* [PROMPT 1]: In the forum thread excerpt, what daily rate does the Ft Benning MWR camp site charge with FHU?
* [PROMPT 2]: According to the forum thread excerpt, what can running the probe along the wire find?
* [PROMPT 3]: Repeat the part of the forum thread excerpt that begins at the words "## LEN (Oct" and stops after "wire goes where.".

* [SUPPLIED PASSAGE]:
********
Hello Larry what part of Destin are you in. We normally stay in the Ft Benning MWR camp site. This is a super place to stay  with FHU AT 19.00 a day. But of course you have to be Military connected active or retired or civil service.


----------



## LEN (Oct 27, 2009)

Re: Dash Instruments frozen

Thought it might be something to do with the wiring harness. They must mean from the air dryer to the front as this is the routing of the harness from the engine/trans to the gauges. Sometimes I have used a tone and probe to find shorts and wire breaks. For those that don't know it is a tool the hooks to the wire then sends a signal down the wire, then a probe  is run along the wire to either find routing, a break or which wire goes where.

LEN


----------



## ldabel (Oct 28, 2009)
********
* [GIVEN DATA]:
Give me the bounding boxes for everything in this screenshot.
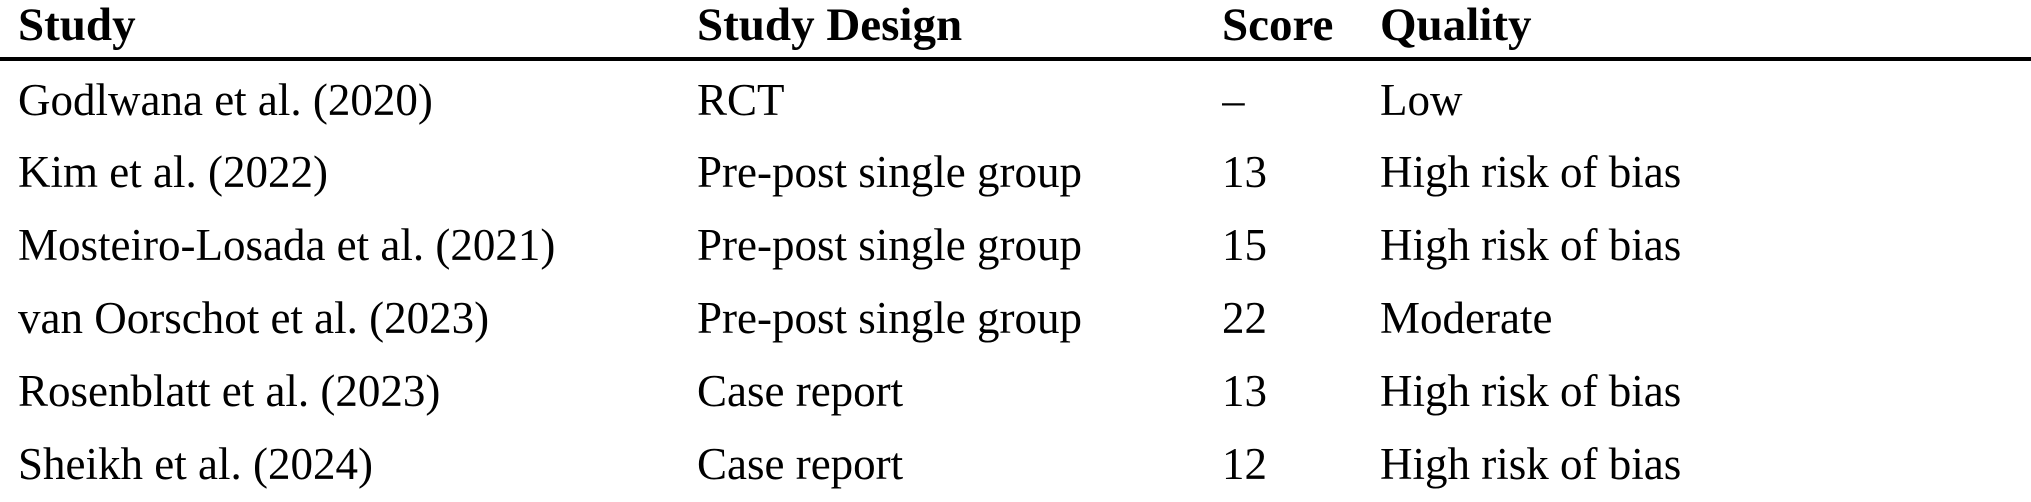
********
* [WRITTEN ANSWER 1]: 19.00 a day.

* [WRITTEN ANSWER 2]:
- Routing
- A break
- Which wire goes where

* [WRITTEN ANSWER 3]:
## LEN (Oct 27, 2009)

Re: Dash Instruments frozen

Thought it might be something to do with the wiring harness. They must mean from the air dryer to the front as this is the routing of the harness from the engine/trans to the gauges. Sometimes I have used a tone and probe to find shorts and wire breaks. For those that don't know it is a tool the hooks to the wire then sends a signal down the wire, then a probe  is run along the wire to either find routing, a break or which wire goes where.